## Begin
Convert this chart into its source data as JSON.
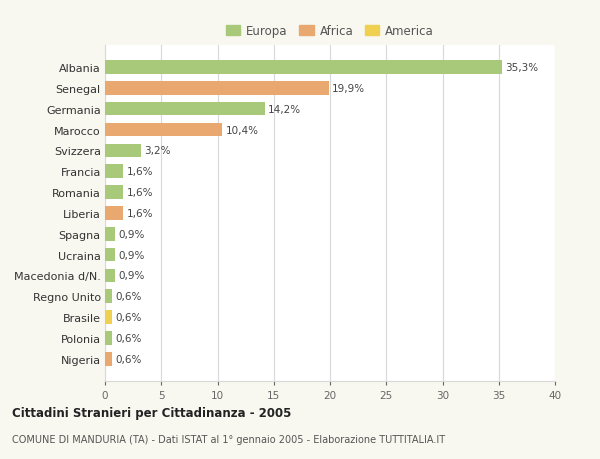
{
  "categories": [
    "Albania",
    "Senegal",
    "Germania",
    "Marocco",
    "Svizzera",
    "Francia",
    "Romania",
    "Liberia",
    "Spagna",
    "Ucraina",
    "Macedonia d/N.",
    "Regno Unito",
    "Brasile",
    "Polonia",
    "Nigeria"
  ],
  "values": [
    35.3,
    19.9,
    14.2,
    10.4,
    3.2,
    1.6,
    1.6,
    1.6,
    0.9,
    0.9,
    0.9,
    0.6,
    0.6,
    0.6,
    0.6
  ],
  "labels": [
    "35,3%",
    "19,9%",
    "14,2%",
    "10,4%",
    "3,2%",
    "1,6%",
    "1,6%",
    "1,6%",
    "0,9%",
    "0,9%",
    "0,9%",
    "0,6%",
    "0,6%",
    "0,6%",
    "0,6%"
  ],
  "continents": [
    "Europa",
    "Africa",
    "Europa",
    "Africa",
    "Europa",
    "Europa",
    "Europa",
    "Africa",
    "Europa",
    "Europa",
    "Europa",
    "Europa",
    "America",
    "Europa",
    "Africa"
  ],
  "colors": {
    "Europa": "#a8c87a",
    "Africa": "#e8a870",
    "America": "#f0d050"
  },
  "legend_order": [
    "Europa",
    "Africa",
    "America"
  ],
  "xlim": [
    0,
    40
  ],
  "xticks": [
    0,
    5,
    10,
    15,
    20,
    25,
    30,
    35,
    40
  ],
  "title": "Cittadini Stranieri per Cittadinanza - 2005",
  "subtitle": "COMUNE DI MANDURIA (TA) - Dati ISTAT al 1° gennaio 2005 - Elaborazione TUTTITALIA.IT",
  "bg_color": "#f8f8f0",
  "plot_bg_color": "#ffffff",
  "grid_color": "#d8d8d8"
}
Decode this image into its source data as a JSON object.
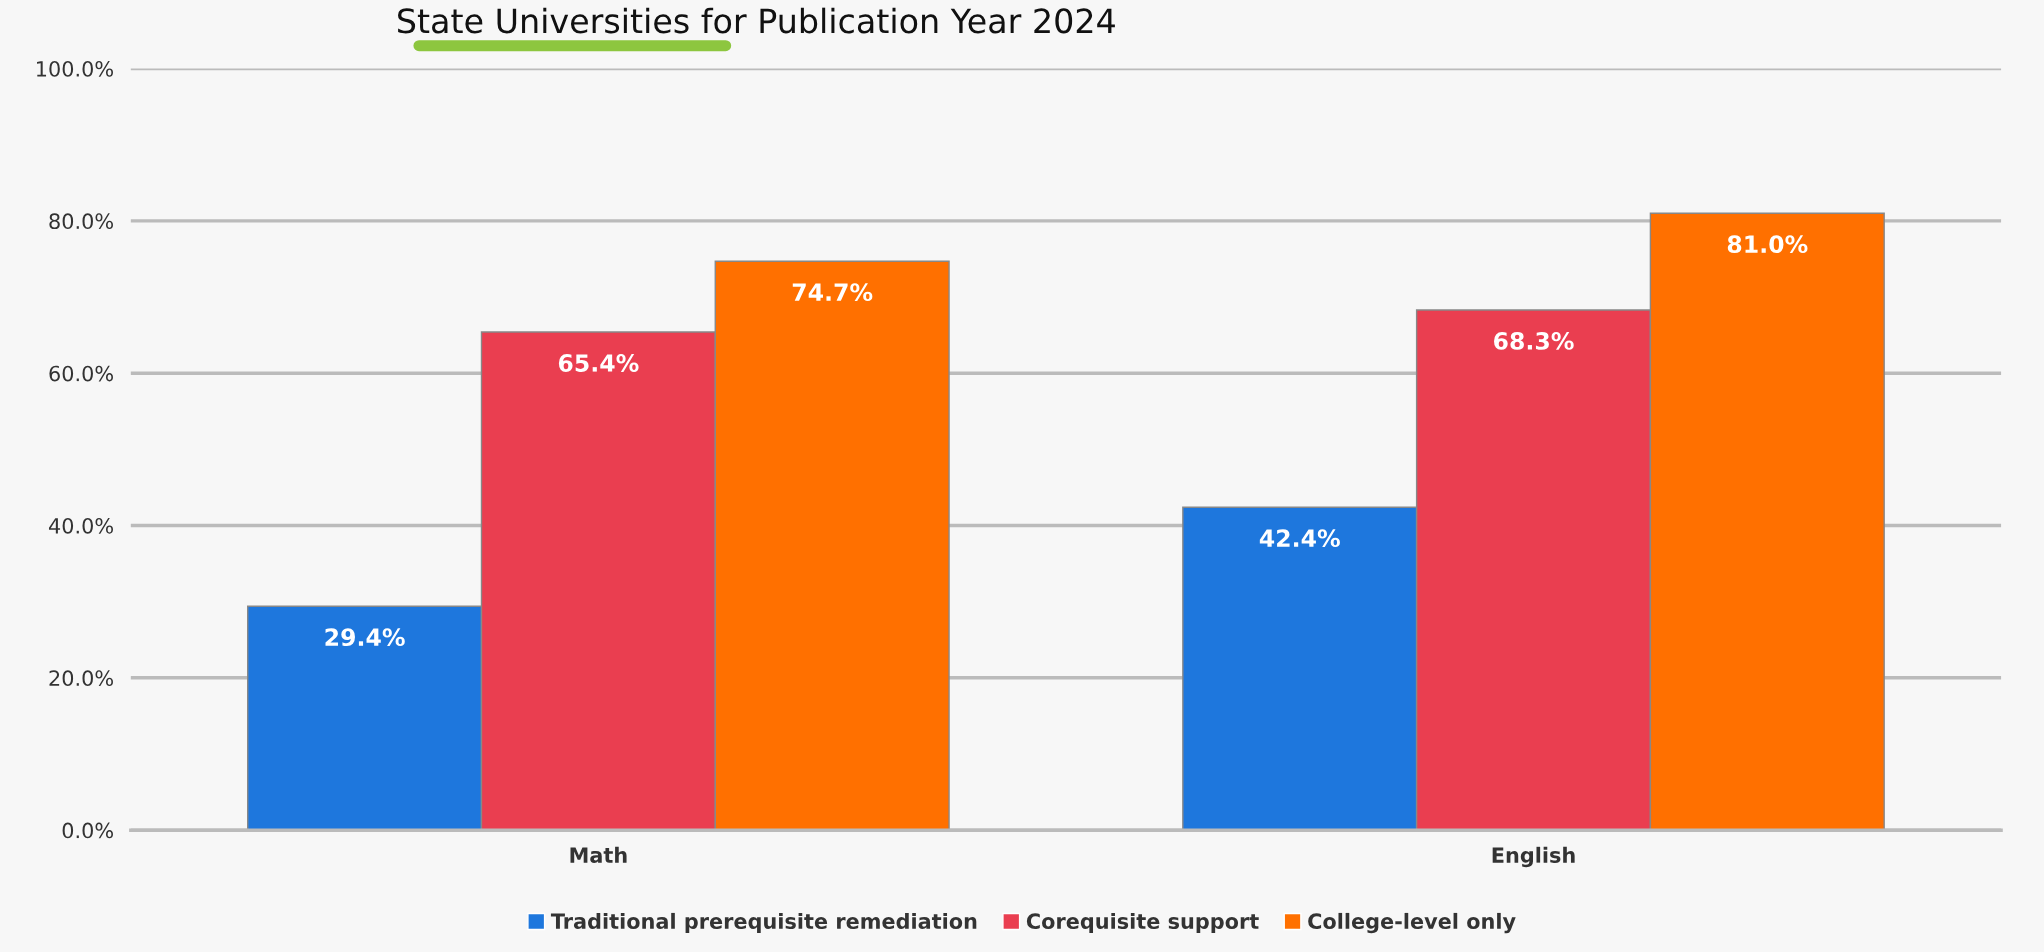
{
  "chart_data": {
    "type": "bar",
    "title": "State Universities for Publication Year 2024",
    "categories": [
      "Math",
      "English"
    ],
    "series": [
      {
        "name": "Traditional prerequisite remediation",
        "color": "#1e77dd",
        "values": [
          29.4,
          42.4
        ],
        "value_labels": [
          "29.4%",
          "42.4%"
        ]
      },
      {
        "name": "Corequisite support",
        "color": "#ea3e50",
        "values": [
          65.4,
          68.3
        ],
        "value_labels": [
          "65.4%",
          "68.3%"
        ]
      },
      {
        "name": "College-level only",
        "color": "#ff7000",
        "values": [
          74.7,
          81.0
        ],
        "value_labels": [
          "74.7%",
          "81.0%"
        ]
      }
    ],
    "ylim": [
      0,
      100
    ],
    "yticks": [
      {
        "value": 0,
        "label": "0.0%"
      },
      {
        "value": 20,
        "label": "20.0%"
      },
      {
        "value": 40,
        "label": "40.0%"
      },
      {
        "value": 60,
        "label": "60.0%"
      },
      {
        "value": 80,
        "label": "80.0%"
      },
      {
        "value": 100,
        "label": "100.0%"
      }
    ],
    "grid": "y",
    "legend": "bottom"
  }
}
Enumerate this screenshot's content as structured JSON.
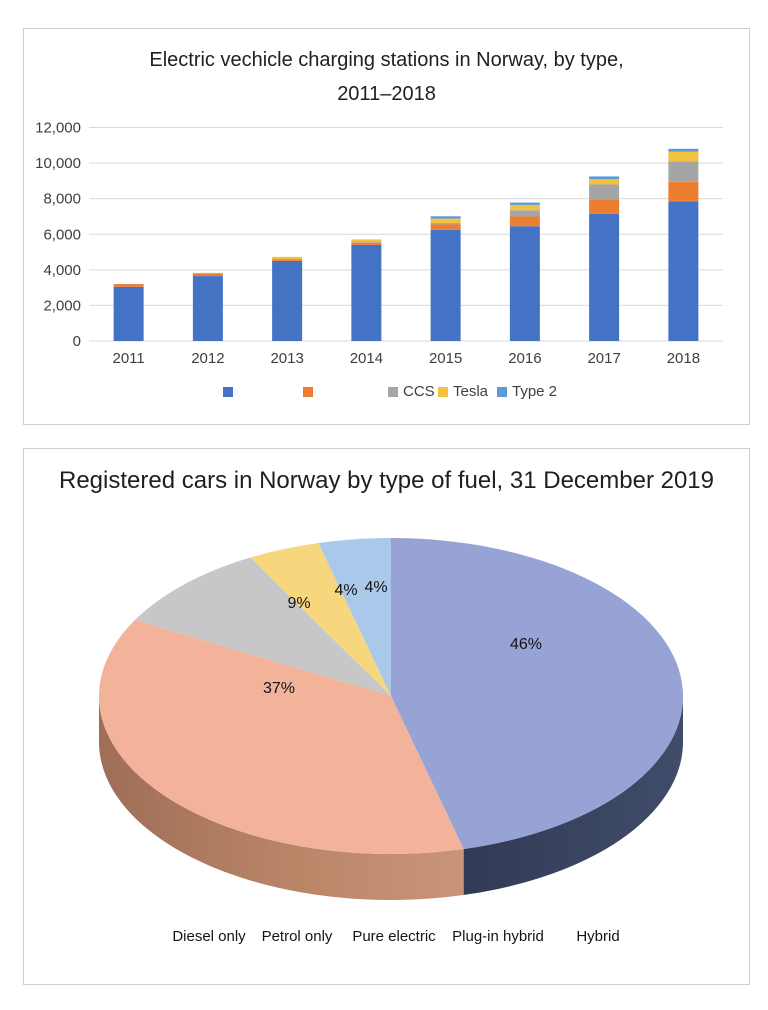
{
  "chart_data": [
    {
      "type": "bar",
      "stacked": true,
      "title": "Electric vechicle charging stations in Norway, by type, 2011–2018",
      "title_lines": [
        "Electric vechicle charging stations in Norway, by type,",
        "2011–2018"
      ],
      "categories": [
        "2011",
        "2012",
        "2013",
        "2014",
        "2015",
        "2016",
        "2017",
        "2018"
      ],
      "series": [
        {
          "name": "",
          "color": "#4472c4",
          "values": [
            3050,
            3650,
            4500,
            5400,
            6250,
            6450,
            7150,
            7850
          ]
        },
        {
          "name": "",
          "color": "#ed7d31",
          "values": [
            150,
            150,
            100,
            130,
            300,
            550,
            800,
            1100
          ]
        },
        {
          "name": "CCS",
          "color": "#a5a5a5",
          "values": [
            0,
            0,
            0,
            30,
            80,
            350,
            850,
            1150
          ]
        },
        {
          "name": "Tesla",
          "color": "#f2c140",
          "values": [
            0,
            30,
            130,
            150,
            250,
            300,
            300,
            550
          ]
        },
        {
          "name": "Type 2",
          "color": "#5b9bd5",
          "values": [
            0,
            0,
            0,
            0,
            130,
            130,
            150,
            150
          ]
        }
      ],
      "ylim": [
        0,
        12000
      ],
      "ytick_values": [
        0,
        2000,
        4000,
        6000,
        8000,
        10000,
        12000
      ],
      "ytick_labels": [
        "0",
        "2,000",
        "4,000",
        "6,000",
        "8,000",
        "10,000",
        "12,000"
      ],
      "grid": true,
      "gridline_color": "#d9d9d9",
      "legend_position": "bottom"
    },
    {
      "type": "pie",
      "effect": "3d",
      "title": "Registered cars in Norway by type of fuel, 31 December 2019",
      "labels": [
        "Diesel only",
        "Petrol only",
        "Pure electric",
        "Plug-in hybrid",
        "Hybrid"
      ],
      "values": [
        46,
        37,
        9,
        4,
        4
      ],
      "slice_labels": [
        "46%",
        "37%",
        "9%",
        "4%",
        "4%"
      ],
      "colors": [
        "#98a3d5",
        "#f2b39a",
        "#c7c7c7",
        "#f6d77d",
        "#aac8ea"
      ],
      "side_colors": [
        "#39425e",
        "#b5806a",
        "#9e9e9e",
        "#cfae52",
        "#84a7cf"
      ],
      "start_angle": 0,
      "direction": "clockwise",
      "legend_position": "bottom"
    }
  ]
}
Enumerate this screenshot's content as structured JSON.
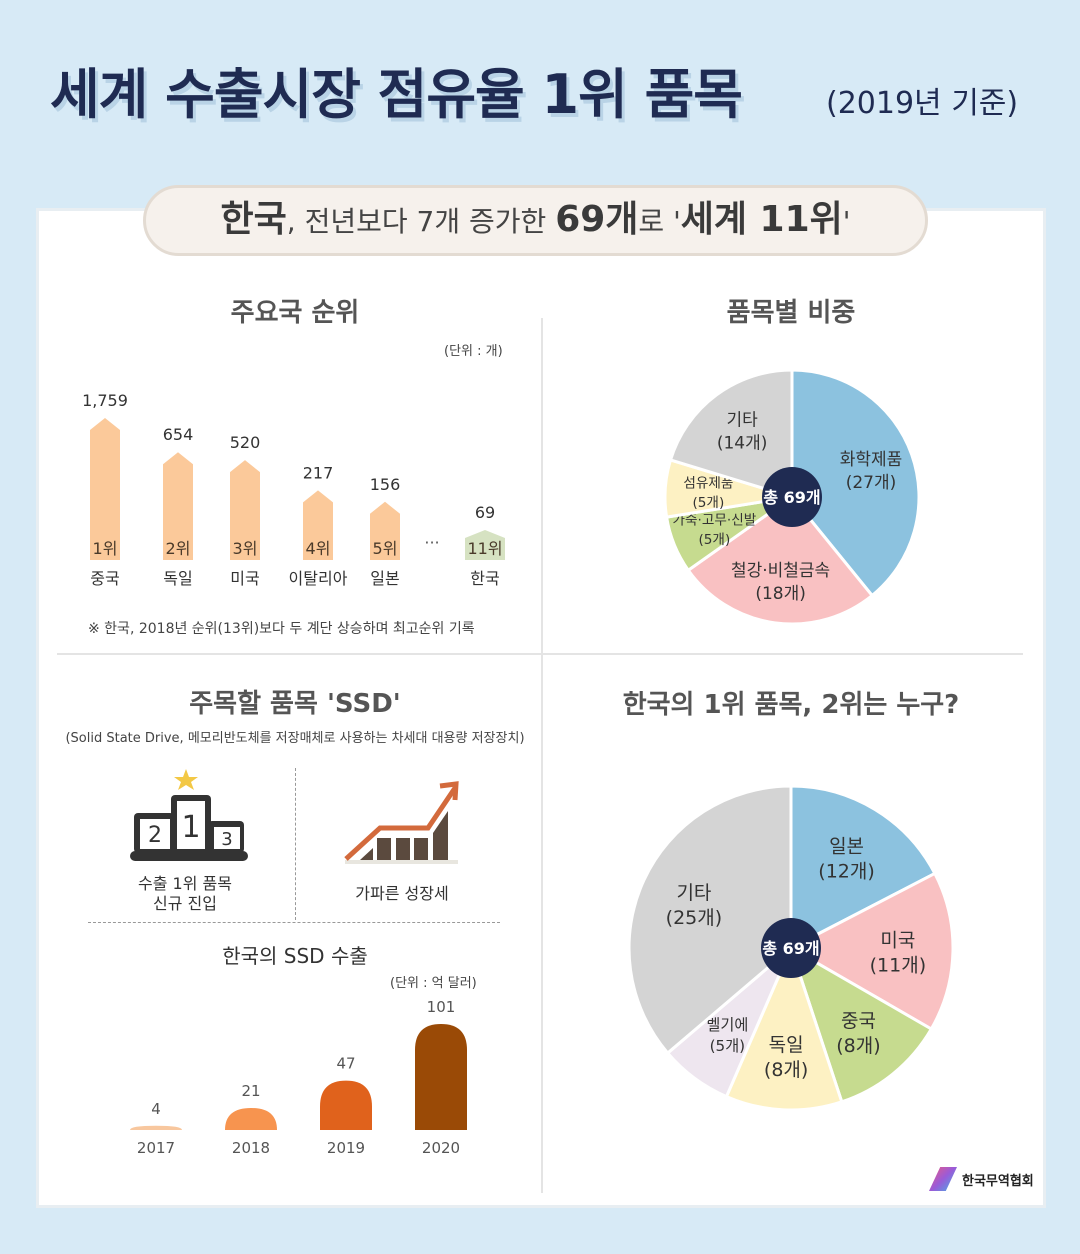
{
  "header": {
    "title": "세계 수출시장 점유율 1위 품목",
    "subtitle": "(2019년 기준)"
  },
  "banner": {
    "country": "한국",
    "part1": ", 전년보다 7개 증가한 ",
    "count": "69개",
    "part2": "로 '",
    "rank": "세계 11위",
    "part3": "'"
  },
  "colors": {
    "title": "#1f2b52",
    "bar": "#fbc99a",
    "korea_bar": "#d6e2c2",
    "center": "#1f2b52"
  },
  "chart_data": [
    {
      "type": "bar",
      "title": "주요국 순위",
      "unit": "(단위 : 개)",
      "categories": [
        "중국",
        "독일",
        "미국",
        "이탈리아",
        "일본",
        "한국"
      ],
      "values": [
        1759,
        654,
        520,
        217,
        156,
        69
      ],
      "value_labels": [
        "1,759",
        "654",
        "520",
        "217",
        "156",
        "69"
      ],
      "rank_labels": [
        "1위",
        "2위",
        "3위",
        "4위",
        "5위",
        "11위"
      ],
      "ellipsis": "···",
      "note": "※ 한국, 2018년 순위(13위)보다 두 계단 상승하며 최고순위 기록"
    },
    {
      "type": "pie",
      "title": "품목별 비중",
      "center_label": "총 69개",
      "slices": [
        {
          "name": "화학제품",
          "label": "(27개)",
          "value": 27,
          "color": "#8cc2df"
        },
        {
          "name": "철강·비철금속",
          "label": "(18개)",
          "value": 18,
          "color": "#f9c1c2"
        },
        {
          "name": "가죽·고무·신발",
          "label": "(5개)",
          "value": 5,
          "color": "#c6db8f"
        },
        {
          "name": "섬유제품",
          "label": "(5개)",
          "value": 5,
          "color": "#fdf1c3"
        },
        {
          "name": "기타",
          "label": "(14개)",
          "value": 14,
          "color": "#d4d4d4"
        }
      ]
    },
    {
      "type": "bar",
      "title": "한국의 SSD 수출",
      "unit": "(단위 : 억 달러)",
      "categories": [
        "2017",
        "2018",
        "2019",
        "2020"
      ],
      "values": [
        4,
        21,
        47,
        101
      ],
      "colors": [
        "#f8c79e",
        "#f7944f",
        "#e0621c",
        "#9a4a06"
      ]
    },
    {
      "type": "pie",
      "title": "한국의 1위 품목, 2위는 누구?",
      "center_label": "총 69개",
      "slices": [
        {
          "name": "일본",
          "label": "(12개)",
          "value": 12,
          "color": "#8cc2df"
        },
        {
          "name": "미국",
          "label": "(11개)",
          "value": 11,
          "color": "#f9c1c2"
        },
        {
          "name": "중국",
          "label": "(8개)",
          "value": 8,
          "color": "#c6db8f"
        },
        {
          "name": "독일",
          "label": "(8개)",
          "value": 8,
          "color": "#fdf1c3"
        },
        {
          "name": "벨기에",
          "label": "(5개)",
          "value": 5,
          "color": "#eee6ef"
        },
        {
          "name": "기타",
          "label": "(25개)",
          "value": 25,
          "color": "#d4d4d4"
        }
      ]
    }
  ],
  "ssd": {
    "title": "주목할 품목 'SSD'",
    "desc": "(Solid State Drive, 메모리반도체를 저장매체로 사용하는 차세대 대용량 저장장치)",
    "feature1_line1": "수출 1위 품목",
    "feature1_line2": "신규 진입",
    "feature2": "가파른 성장세",
    "podium": [
      "2",
      "1",
      "3"
    ]
  },
  "footer": {
    "logo_text": "한국무역협회"
  }
}
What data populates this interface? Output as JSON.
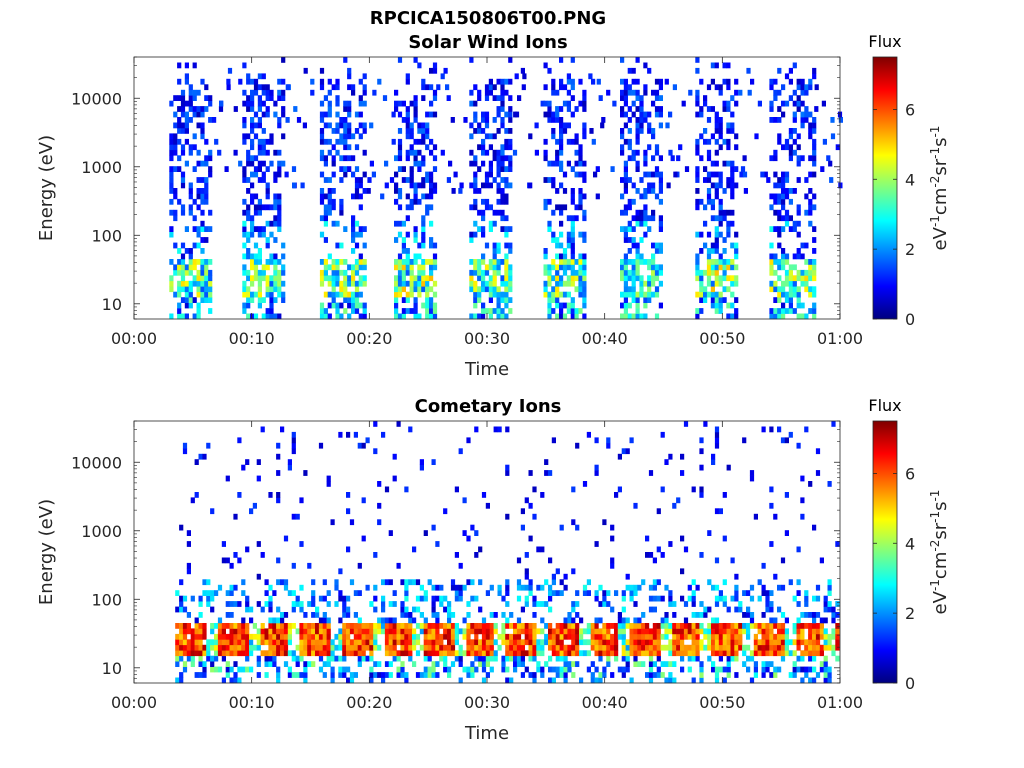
## End
Your goal: Pick out each line in the material containing "only".

Task output:
        "name": "College-level only",
        "Diesel only",
        "Petrol only",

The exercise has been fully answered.